Quelle: online.sdekultur

Auch diejenigen, die ganz ohne den Griff zum Plattenteller aufgewachsen sind, kennen Dieter Rams' Produkte. Wecker, Taschenrechner, selbst elektronische Zahnbürsten hat der Designer vier Jahrzehnte lang für die Firma Braun entworfen, für Vitsoe kreierte er erweiterbare Systemmöbel, die heute im Kanzleramt stehen. Lange vor der großen Retrospektive seiner Arbeit, die jetzt das Frankfurter Museum für Angewandte Kunst zeigt, war Rams damit schon einer der bekanntesten Designer Deutschlands - auch weil immer mehr Firmen, allen voran Apple, seine elegant schlichte Formensprache als Inspirationsquelle nutzten. Das ist mehrere Jahrzehnten später erstaunlich genug, doch dass Rams' Designethos heute vielleicht sogar noch moderner ist als sein minimalistischer Stil, ist noch interessanter.

== == ==

#### [Arbeitsauftrag]
Schreibe die Passage aus dem Text über Dieter Rams von „Quelle: online.sdekultur“ bis „ist noch interessanter.“ neu und ersetze dabei „Kanzleramt“ durch „Bundestag“.

== == ==

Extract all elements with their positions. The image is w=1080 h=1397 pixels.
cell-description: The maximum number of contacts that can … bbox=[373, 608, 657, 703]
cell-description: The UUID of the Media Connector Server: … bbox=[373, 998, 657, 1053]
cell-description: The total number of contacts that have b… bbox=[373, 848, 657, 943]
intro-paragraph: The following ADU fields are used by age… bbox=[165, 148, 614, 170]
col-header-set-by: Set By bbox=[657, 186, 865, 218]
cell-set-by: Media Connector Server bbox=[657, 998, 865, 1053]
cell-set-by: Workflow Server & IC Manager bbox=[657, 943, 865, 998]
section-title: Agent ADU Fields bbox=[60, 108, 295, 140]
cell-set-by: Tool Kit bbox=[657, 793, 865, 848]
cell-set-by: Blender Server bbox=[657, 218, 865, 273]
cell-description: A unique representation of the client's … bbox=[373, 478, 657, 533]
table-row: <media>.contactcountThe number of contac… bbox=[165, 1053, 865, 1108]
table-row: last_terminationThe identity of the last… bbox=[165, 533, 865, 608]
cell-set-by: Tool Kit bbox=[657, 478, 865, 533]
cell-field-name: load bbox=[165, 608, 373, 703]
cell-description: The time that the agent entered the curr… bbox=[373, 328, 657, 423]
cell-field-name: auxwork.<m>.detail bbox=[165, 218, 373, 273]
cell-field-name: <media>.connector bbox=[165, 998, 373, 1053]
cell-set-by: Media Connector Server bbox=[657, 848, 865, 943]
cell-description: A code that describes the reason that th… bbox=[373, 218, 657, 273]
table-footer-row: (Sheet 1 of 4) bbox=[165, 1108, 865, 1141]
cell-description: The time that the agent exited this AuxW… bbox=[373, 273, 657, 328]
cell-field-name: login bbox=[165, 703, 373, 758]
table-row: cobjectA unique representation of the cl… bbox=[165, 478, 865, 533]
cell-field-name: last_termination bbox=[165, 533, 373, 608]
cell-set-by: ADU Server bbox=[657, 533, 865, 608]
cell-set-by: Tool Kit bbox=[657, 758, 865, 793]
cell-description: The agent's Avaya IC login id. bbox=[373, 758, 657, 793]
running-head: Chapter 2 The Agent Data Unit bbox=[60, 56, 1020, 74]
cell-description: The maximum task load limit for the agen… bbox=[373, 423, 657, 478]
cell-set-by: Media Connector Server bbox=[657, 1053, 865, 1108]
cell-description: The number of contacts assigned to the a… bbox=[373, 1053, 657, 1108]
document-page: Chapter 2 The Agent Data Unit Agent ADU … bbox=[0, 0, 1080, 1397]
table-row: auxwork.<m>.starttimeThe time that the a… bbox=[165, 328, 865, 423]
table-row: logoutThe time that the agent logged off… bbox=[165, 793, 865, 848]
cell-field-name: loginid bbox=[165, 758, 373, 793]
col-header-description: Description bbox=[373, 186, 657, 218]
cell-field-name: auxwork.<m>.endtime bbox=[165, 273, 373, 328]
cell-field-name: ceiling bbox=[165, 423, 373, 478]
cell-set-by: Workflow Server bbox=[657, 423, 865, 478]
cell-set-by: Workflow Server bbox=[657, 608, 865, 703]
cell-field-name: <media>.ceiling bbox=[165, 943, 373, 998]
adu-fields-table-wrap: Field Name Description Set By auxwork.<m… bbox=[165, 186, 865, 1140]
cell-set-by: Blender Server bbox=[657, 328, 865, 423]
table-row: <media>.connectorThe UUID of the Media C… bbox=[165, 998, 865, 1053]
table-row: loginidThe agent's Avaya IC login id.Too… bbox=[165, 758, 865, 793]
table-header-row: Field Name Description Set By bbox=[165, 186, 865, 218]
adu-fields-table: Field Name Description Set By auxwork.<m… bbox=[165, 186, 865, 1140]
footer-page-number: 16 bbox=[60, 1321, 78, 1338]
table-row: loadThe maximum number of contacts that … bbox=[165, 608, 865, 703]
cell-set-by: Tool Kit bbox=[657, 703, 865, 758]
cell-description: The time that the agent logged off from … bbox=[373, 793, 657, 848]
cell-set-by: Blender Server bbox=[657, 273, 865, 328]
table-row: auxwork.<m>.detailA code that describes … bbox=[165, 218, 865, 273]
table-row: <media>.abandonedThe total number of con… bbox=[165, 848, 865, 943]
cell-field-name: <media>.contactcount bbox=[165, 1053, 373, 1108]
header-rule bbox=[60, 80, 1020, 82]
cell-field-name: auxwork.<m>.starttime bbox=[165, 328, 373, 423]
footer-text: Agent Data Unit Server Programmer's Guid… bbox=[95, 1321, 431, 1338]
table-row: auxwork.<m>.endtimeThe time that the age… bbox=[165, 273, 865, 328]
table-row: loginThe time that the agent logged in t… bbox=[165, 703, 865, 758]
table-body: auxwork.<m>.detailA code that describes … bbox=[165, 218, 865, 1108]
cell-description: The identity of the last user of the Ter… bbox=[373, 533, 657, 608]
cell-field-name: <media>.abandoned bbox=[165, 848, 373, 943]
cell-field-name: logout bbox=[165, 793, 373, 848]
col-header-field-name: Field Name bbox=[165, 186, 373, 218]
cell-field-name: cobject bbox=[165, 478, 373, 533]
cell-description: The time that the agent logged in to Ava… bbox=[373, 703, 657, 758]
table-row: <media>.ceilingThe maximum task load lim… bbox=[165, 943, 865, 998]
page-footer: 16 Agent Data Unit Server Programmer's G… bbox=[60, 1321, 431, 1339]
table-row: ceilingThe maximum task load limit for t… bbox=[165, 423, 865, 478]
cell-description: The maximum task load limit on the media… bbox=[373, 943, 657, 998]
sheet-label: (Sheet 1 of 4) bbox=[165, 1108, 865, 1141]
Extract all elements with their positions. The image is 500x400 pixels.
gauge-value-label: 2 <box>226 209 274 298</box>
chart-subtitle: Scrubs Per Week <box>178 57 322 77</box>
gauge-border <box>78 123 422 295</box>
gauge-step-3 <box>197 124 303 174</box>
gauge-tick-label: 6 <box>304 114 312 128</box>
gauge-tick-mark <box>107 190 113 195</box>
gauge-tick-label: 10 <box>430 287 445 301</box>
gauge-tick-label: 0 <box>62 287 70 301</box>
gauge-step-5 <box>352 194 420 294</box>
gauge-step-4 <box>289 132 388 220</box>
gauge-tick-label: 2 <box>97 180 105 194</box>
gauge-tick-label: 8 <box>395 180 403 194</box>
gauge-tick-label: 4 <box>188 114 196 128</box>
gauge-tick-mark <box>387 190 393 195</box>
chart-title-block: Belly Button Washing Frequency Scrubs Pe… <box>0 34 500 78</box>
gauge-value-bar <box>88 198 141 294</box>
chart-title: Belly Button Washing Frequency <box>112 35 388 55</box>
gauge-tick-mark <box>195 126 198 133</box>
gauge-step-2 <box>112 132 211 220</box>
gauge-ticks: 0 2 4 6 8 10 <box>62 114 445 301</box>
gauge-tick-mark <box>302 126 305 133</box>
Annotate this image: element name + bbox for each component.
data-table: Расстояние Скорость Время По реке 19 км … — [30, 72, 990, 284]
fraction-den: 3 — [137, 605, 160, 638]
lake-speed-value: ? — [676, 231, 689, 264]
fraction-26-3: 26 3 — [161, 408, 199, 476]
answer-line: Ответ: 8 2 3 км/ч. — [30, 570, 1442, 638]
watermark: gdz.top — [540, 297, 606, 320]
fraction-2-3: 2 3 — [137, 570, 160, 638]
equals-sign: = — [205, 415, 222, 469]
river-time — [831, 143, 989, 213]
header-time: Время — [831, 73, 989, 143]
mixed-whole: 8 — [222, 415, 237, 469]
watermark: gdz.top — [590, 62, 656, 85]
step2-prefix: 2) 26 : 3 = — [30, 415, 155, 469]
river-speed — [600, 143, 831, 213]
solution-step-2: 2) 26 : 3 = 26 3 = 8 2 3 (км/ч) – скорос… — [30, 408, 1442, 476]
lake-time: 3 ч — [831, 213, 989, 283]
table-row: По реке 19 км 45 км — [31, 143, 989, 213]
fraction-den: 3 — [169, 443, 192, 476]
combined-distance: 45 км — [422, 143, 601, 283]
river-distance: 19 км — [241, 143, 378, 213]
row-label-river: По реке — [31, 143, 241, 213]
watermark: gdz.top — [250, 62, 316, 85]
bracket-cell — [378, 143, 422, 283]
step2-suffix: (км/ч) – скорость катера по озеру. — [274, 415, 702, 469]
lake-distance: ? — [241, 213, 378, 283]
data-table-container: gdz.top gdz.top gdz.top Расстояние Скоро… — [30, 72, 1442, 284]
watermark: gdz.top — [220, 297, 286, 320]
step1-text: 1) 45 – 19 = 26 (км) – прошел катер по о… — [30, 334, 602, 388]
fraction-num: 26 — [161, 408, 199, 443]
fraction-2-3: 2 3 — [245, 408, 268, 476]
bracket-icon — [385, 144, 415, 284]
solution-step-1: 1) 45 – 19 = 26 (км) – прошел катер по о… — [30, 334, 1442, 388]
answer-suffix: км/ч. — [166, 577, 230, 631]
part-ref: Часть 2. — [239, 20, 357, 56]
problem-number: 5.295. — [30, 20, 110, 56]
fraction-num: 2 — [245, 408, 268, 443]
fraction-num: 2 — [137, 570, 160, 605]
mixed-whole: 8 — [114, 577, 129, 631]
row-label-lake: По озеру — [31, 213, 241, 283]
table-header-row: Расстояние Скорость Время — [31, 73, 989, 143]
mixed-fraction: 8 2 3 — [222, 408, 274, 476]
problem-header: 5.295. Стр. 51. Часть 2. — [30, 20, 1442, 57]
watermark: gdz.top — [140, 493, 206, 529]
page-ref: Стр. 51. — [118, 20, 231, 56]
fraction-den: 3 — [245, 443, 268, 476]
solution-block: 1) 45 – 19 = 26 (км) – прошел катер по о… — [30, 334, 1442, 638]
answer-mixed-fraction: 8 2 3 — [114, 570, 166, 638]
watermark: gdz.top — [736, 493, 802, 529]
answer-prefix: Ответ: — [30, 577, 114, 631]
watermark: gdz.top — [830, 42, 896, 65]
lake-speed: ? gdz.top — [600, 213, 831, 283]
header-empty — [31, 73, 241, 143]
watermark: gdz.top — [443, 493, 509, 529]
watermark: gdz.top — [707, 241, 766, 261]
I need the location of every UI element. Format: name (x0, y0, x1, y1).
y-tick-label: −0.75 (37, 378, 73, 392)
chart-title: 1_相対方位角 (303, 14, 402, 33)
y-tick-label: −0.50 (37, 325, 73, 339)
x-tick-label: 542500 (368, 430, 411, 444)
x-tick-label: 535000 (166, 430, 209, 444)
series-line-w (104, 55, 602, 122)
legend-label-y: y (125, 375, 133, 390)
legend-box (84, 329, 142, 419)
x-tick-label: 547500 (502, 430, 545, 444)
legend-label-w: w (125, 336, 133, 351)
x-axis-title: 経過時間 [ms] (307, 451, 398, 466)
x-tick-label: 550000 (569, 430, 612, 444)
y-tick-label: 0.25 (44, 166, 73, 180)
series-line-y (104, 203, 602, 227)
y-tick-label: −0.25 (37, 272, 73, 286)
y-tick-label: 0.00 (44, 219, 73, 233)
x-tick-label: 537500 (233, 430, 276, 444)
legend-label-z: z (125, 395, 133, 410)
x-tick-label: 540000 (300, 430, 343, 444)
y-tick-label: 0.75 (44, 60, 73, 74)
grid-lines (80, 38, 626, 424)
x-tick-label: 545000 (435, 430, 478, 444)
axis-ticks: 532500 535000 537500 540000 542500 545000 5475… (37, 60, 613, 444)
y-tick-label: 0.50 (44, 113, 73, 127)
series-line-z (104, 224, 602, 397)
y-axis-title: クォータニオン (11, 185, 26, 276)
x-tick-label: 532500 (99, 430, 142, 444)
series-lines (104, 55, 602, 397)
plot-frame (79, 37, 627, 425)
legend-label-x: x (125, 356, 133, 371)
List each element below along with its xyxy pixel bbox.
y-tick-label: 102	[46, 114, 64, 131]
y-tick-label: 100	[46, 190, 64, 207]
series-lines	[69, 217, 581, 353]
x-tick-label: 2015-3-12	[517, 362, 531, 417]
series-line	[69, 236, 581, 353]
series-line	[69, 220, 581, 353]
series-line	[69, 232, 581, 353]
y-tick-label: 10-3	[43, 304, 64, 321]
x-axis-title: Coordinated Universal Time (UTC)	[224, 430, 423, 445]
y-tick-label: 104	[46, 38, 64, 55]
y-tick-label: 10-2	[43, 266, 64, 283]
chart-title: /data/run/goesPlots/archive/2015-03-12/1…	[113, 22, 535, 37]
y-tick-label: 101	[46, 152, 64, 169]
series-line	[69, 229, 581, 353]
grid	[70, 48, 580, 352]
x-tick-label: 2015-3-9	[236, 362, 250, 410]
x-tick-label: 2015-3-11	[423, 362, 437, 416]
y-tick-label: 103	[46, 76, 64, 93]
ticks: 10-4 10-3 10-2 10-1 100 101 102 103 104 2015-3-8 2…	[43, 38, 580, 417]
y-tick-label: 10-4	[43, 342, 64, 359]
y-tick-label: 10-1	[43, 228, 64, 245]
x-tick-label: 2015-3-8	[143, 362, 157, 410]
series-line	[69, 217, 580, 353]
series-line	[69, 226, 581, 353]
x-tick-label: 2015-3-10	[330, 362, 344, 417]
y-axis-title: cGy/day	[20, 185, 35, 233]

== == ==

#### [Vollständige Lösung]
Quelle: online.sdekultur

Auch diejenigen, die ganz ohne den Griff zum Plattenteller aufgewachsen sind, kennen Dieter Rams' Produkte. Wecker, Taschenrechner, selbst elektronische Zahnbürsten hat der Designer vier Jahrzehnte lang für die Firma Braun entworfen, für Vitsoe kreierte er erweiterbare Systemmöbel, die heute im Bundestag stehen. Lange vor der großen Retrospektive seiner Arbeit, die jetzt das Frankfurter Museum für Angewandte Kunst zeigt, war Rams damit schon einer der bekanntesten Designer Deutschlands - auch weil immer mehr Firmen, allen voran Apple, seine elegant schlichte Formensprache als Inspirationsquelle nutzten. Das ist mehrere Jahrzehnten später erstaunlich genug, doch dass Rams' Designethos heute vielleicht sogar noch moderner ist als sein minimalistischer Stil, ist noch interessanter.